(Instructions to follow) Wherever the word "this" turns up in a line of the entries, copy that line.

(Dataset extract)

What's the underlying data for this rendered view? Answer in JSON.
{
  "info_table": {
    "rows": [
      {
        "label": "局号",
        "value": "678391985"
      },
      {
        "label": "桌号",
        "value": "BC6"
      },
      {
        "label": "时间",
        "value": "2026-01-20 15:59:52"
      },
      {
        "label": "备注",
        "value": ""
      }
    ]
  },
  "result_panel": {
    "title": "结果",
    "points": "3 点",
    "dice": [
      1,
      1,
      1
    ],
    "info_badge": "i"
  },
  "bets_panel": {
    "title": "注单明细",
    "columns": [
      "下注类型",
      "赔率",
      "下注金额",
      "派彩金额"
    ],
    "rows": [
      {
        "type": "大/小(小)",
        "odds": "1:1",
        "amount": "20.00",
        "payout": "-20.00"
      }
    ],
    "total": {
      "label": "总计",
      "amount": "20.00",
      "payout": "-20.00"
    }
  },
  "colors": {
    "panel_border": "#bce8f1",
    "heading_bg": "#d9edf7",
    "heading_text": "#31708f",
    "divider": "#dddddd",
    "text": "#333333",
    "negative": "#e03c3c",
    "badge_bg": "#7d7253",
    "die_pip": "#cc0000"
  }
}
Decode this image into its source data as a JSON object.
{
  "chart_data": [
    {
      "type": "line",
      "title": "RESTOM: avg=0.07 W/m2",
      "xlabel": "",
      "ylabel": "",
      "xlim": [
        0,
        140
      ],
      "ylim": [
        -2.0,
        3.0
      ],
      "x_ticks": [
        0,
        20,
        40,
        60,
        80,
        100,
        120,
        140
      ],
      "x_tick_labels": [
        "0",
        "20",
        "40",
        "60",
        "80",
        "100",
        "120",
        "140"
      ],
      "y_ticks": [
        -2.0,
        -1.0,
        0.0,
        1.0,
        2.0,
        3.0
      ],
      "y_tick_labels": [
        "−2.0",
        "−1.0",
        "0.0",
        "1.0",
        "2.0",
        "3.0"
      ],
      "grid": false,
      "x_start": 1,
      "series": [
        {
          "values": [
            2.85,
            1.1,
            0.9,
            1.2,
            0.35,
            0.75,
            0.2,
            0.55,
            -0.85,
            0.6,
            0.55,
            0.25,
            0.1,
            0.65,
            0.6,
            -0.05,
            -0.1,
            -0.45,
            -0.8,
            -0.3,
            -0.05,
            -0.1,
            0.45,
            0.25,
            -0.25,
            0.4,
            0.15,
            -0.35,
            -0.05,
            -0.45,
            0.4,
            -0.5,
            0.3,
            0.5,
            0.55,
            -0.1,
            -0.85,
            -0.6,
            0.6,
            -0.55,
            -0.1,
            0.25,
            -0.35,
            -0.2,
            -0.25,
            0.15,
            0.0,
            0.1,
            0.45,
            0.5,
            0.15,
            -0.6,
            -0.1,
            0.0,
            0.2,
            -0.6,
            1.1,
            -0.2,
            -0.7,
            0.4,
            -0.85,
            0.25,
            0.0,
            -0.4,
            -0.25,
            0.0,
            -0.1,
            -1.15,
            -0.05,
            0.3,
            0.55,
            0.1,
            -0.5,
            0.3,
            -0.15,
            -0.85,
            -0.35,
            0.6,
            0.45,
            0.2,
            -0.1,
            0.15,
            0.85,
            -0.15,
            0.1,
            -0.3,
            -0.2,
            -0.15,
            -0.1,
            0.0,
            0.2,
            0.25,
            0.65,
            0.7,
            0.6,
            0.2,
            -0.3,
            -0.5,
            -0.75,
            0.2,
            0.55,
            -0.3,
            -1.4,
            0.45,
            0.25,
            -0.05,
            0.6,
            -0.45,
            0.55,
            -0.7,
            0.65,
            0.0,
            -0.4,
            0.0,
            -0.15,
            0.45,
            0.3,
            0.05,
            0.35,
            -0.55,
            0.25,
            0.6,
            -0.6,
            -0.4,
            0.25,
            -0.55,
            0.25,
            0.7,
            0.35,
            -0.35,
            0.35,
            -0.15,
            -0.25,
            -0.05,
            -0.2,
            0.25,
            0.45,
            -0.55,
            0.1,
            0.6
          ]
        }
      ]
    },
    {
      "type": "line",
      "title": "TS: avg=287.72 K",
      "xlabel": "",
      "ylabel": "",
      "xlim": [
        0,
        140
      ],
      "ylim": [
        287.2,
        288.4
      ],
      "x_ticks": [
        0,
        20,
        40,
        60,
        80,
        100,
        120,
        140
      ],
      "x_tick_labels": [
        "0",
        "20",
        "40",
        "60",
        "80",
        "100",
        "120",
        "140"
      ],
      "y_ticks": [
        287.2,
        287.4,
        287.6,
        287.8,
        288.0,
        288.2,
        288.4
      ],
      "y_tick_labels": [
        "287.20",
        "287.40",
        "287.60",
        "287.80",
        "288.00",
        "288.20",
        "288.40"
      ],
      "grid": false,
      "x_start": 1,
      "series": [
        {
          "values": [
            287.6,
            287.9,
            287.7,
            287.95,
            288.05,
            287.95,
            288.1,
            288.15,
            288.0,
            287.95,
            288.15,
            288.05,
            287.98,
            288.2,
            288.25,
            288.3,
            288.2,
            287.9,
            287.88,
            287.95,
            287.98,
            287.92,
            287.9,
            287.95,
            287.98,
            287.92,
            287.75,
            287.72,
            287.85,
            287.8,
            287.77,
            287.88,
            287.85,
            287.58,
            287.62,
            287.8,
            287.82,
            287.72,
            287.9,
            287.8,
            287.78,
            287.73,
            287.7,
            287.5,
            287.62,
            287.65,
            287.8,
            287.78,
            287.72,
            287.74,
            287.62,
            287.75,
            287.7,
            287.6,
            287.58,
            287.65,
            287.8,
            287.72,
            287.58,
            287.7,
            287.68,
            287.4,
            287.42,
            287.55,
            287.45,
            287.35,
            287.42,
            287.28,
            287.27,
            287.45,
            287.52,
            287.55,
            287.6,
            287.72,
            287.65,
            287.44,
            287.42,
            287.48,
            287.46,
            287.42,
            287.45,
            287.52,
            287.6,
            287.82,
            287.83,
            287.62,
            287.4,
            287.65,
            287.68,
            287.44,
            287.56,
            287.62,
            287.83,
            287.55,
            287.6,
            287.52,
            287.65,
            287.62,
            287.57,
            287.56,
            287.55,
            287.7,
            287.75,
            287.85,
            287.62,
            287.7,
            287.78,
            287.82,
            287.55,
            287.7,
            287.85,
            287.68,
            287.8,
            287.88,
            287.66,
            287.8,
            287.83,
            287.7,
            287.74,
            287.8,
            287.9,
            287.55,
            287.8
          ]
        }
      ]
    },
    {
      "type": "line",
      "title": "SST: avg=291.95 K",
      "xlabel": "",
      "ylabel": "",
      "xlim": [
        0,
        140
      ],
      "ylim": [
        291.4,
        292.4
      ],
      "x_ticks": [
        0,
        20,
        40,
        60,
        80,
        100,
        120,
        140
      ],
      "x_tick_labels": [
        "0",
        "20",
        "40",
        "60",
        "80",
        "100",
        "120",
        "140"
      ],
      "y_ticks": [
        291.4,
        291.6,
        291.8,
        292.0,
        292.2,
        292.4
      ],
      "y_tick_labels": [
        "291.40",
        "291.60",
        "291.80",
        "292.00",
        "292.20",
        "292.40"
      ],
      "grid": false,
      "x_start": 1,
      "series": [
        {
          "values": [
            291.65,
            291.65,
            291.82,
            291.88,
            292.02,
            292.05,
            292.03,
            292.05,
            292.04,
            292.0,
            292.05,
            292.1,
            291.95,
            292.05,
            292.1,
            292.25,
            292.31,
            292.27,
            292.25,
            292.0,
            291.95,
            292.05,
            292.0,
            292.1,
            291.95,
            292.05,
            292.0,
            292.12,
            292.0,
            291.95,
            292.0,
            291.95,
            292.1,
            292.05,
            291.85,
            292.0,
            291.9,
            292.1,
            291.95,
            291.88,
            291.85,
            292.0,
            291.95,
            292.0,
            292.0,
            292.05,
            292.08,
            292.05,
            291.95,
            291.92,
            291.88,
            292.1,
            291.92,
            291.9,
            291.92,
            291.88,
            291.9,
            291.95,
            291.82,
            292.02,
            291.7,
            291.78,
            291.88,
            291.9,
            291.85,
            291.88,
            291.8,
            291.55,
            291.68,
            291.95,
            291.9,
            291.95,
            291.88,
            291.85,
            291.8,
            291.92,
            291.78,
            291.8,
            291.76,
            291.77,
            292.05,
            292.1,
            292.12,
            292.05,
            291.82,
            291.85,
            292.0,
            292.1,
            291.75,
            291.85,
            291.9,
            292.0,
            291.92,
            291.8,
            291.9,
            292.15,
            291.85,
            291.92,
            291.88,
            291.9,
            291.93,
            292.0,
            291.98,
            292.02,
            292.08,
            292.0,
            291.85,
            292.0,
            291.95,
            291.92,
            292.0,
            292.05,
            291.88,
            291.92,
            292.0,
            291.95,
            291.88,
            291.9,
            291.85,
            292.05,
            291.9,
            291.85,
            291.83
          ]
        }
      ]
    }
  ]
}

(Correct response)
What's the underlying data for this rendered view? Answer in JSON.
Decode this image into its source data as a JSON object.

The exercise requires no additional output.